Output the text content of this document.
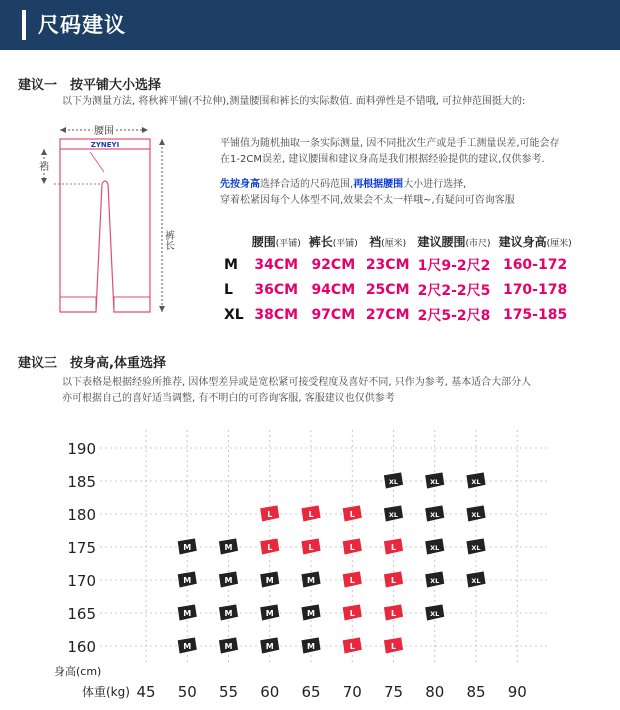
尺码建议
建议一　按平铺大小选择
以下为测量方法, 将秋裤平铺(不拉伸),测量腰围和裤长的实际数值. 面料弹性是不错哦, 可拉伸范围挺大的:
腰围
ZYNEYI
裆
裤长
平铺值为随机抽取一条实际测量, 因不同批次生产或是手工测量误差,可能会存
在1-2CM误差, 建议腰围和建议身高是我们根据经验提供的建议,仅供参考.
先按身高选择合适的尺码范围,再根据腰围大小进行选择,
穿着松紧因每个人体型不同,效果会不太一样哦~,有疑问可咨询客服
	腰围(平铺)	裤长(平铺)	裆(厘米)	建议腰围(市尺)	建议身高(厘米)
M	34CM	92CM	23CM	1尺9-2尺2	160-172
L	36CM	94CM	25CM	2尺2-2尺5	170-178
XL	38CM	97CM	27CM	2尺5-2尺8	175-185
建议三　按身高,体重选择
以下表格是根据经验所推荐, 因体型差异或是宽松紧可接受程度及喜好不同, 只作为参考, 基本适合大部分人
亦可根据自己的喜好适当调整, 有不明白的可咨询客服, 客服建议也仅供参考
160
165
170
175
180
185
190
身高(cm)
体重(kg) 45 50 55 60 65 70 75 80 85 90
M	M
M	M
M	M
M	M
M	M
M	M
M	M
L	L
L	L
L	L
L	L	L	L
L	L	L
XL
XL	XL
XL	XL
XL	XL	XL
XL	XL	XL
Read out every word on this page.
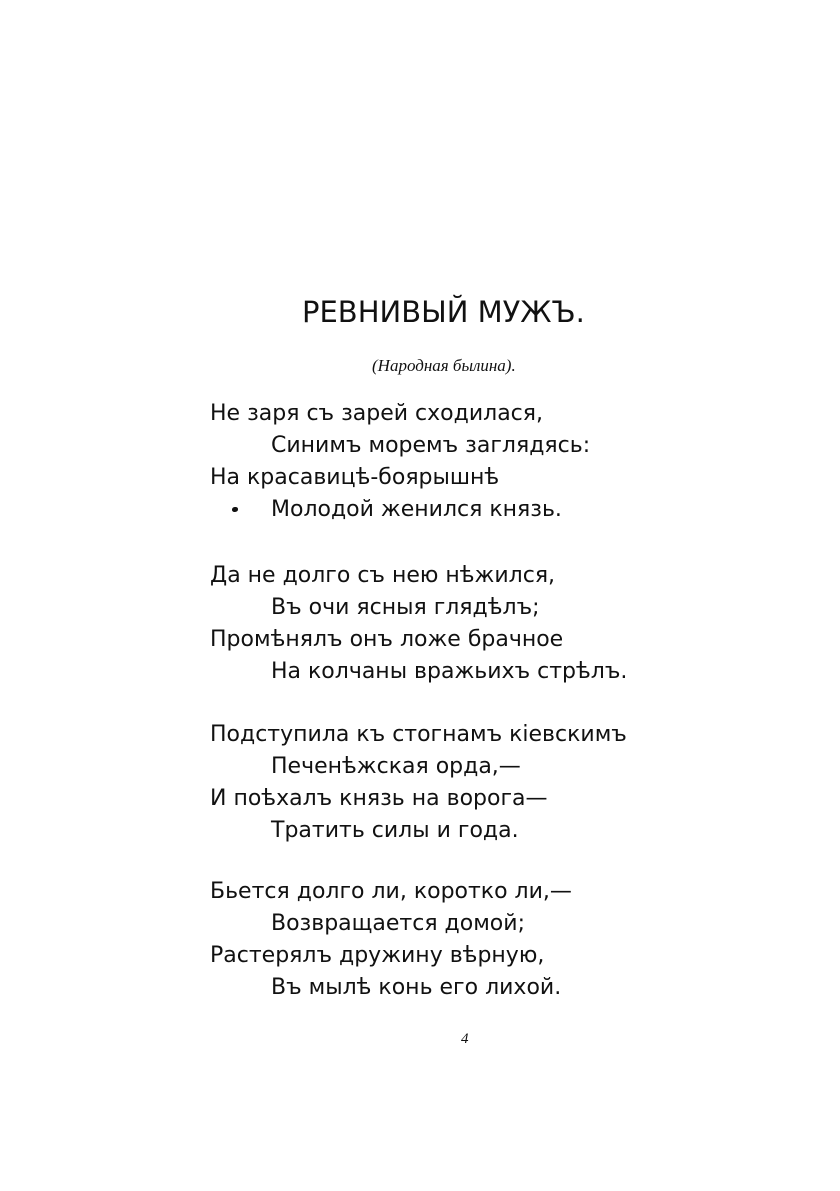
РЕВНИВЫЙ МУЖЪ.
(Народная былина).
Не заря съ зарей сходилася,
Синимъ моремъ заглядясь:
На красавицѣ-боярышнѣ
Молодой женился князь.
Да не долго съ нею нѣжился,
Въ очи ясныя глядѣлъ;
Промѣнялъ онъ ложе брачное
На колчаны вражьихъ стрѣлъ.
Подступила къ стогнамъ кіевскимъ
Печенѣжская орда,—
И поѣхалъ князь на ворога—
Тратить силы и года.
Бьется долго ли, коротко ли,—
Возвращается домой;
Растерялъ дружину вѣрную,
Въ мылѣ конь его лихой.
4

***

• REQUIREMENTS
In the entries above, identify every line with the string "князь".

• THE SOLUTION
Молодой женился князь.
И поѣхалъ князь на ворога—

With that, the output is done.